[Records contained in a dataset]
┄┄┄┄┄┄

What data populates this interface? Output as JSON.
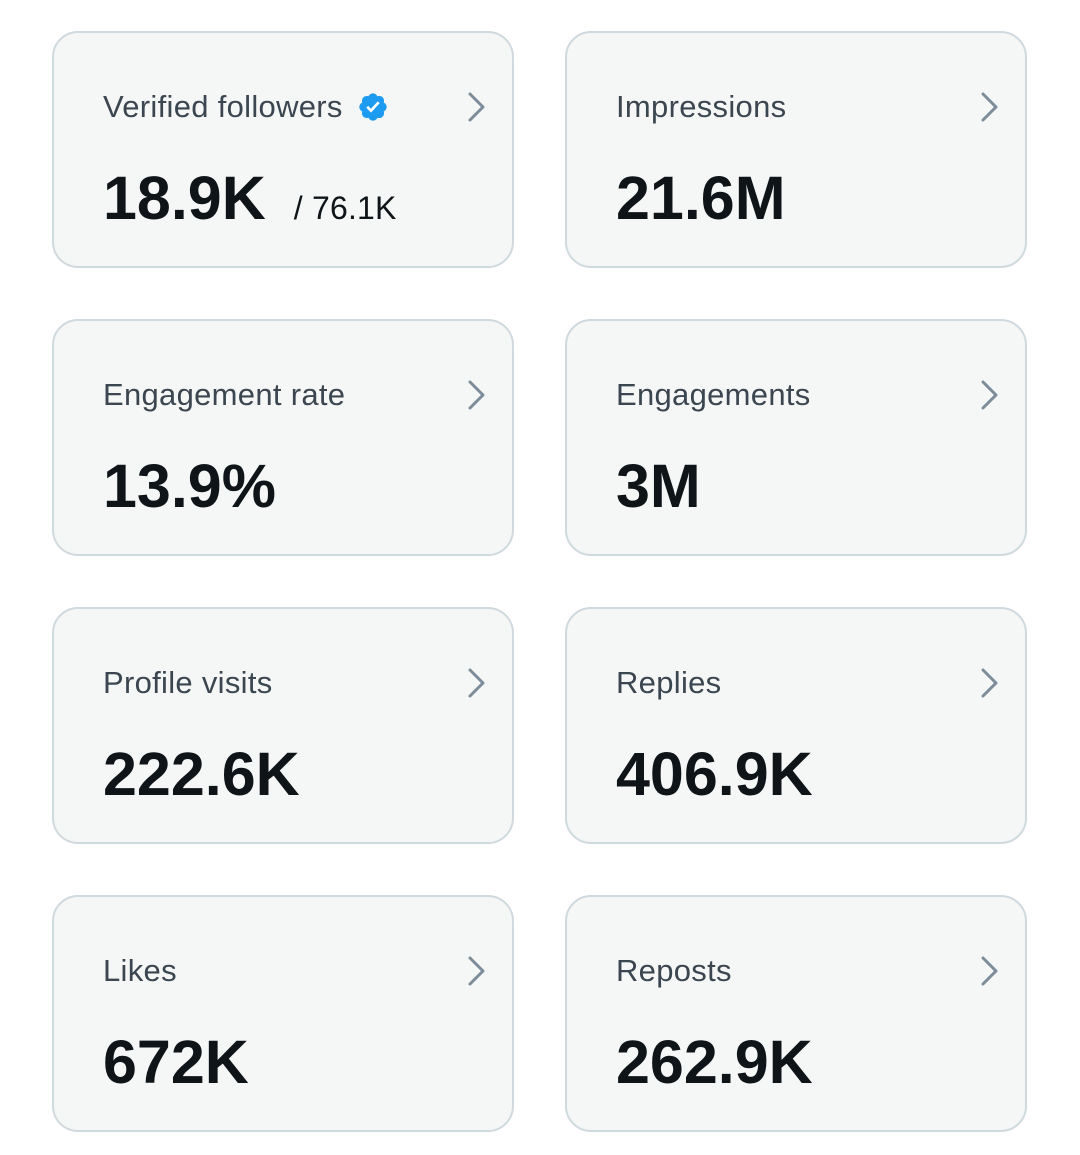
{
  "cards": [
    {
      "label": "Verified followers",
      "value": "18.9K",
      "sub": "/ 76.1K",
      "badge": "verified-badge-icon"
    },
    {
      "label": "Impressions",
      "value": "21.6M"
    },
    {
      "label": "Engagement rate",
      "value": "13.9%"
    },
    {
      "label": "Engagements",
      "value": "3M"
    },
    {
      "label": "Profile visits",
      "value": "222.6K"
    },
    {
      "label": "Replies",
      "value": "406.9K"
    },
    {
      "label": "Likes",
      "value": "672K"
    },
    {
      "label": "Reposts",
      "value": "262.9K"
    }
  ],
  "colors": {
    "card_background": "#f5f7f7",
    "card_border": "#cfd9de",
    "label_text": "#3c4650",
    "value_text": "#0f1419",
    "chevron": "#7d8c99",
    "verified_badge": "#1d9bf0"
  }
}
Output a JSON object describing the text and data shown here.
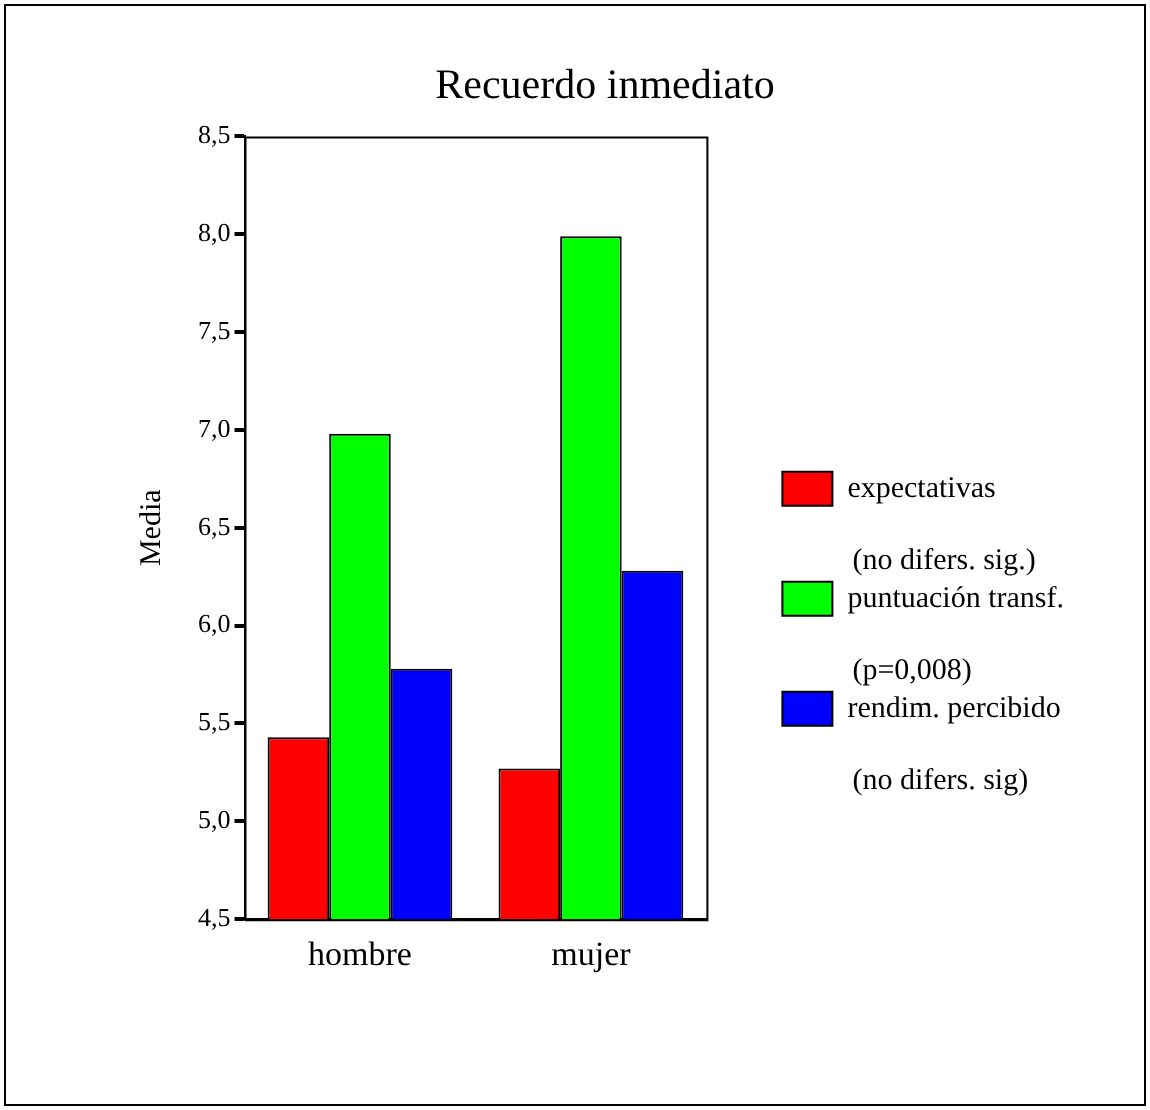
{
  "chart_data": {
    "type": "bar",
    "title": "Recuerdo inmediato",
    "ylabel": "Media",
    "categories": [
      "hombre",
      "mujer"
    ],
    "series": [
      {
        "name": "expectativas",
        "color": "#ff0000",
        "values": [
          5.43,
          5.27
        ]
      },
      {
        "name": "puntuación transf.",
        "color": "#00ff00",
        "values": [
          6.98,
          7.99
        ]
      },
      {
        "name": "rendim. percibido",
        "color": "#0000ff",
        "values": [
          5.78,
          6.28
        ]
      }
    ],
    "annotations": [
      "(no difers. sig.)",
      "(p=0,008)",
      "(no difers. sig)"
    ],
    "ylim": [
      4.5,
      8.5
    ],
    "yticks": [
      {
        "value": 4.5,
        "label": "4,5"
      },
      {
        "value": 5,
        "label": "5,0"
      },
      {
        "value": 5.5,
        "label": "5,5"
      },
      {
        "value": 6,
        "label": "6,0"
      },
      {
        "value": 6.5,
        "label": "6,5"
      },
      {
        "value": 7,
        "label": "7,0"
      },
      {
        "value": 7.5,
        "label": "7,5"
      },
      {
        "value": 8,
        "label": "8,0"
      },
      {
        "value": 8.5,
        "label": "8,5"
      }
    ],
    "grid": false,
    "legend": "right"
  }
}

┄┄┄┄┄┄

--- YOUR GOAL ---
Without the pictures, write out all of the material exactly.

--- ANSWER IN FULL ---
What data populates this interface? Output as JSON.
{
  "cards": [
    {
      "label": "Verified followers",
      "value": "18.9K",
      "sub": "/ 76.1K",
      "badge": "verified-badge-icon"
    },
    {
      "label": "Impressions",
      "value": "21.6M"
    },
    {
      "label": "Engagement rate",
      "value": "13.9%"
    },
    {
      "label": "Engagements",
      "value": "3M"
    },
    {
      "label": "Profile visits",
      "value": "222.6K"
    },
    {
      "label": "Replies",
      "value": "406.9K"
    },
    {
      "label": "Likes",
      "value": "672K"
    },
    {
      "label": "Reposts",
      "value": "262.9K"
    }
  ],
  "colors": {
    "card_background": "#f5f7f7",
    "card_border": "#cfd9de",
    "label_text": "#3c4650",
    "value_text": "#0f1419",
    "chevron": "#7d8c99",
    "verified_badge": "#1d9bf0"
  }
}
Output a JSON object describing the text and data shown here.
{
  "chart_data": {
    "type": "bar",
    "title": "Recuerdo inmediato",
    "ylabel": "Media",
    "categories": [
      "hombre",
      "mujer"
    ],
    "series": [
      {
        "name": "expectativas",
        "color": "#ff0000",
        "values": [
          5.43,
          5.27
        ]
      },
      {
        "name": "puntuación transf.",
        "color": "#00ff00",
        "values": [
          6.98,
          7.99
        ]
      },
      {
        "name": "rendim. percibido",
        "color": "#0000ff",
        "values": [
          5.78,
          6.28
        ]
      }
    ],
    "annotations": [
      "(no difers. sig.)",
      "(p=0,008)",
      "(no difers. sig)"
    ],
    "ylim": [
      4.5,
      8.5
    ],
    "yticks": [
      {
        "value": 4.5,
        "label": "4,5"
      },
      {
        "value": 5,
        "label": "5,0"
      },
      {
        "value": 5.5,
        "label": "5,5"
      },
      {
        "value": 6,
        "label": "6,0"
      },
      {
        "value": 6.5,
        "label": "6,5"
      },
      {
        "value": 7,
        "label": "7,0"
      },
      {
        "value": 7.5,
        "label": "7,5"
      },
      {
        "value": 8,
        "label": "8,0"
      },
      {
        "value": 8.5,
        "label": "8,5"
      }
    ],
    "grid": false,
    "legend": "right"
  }
}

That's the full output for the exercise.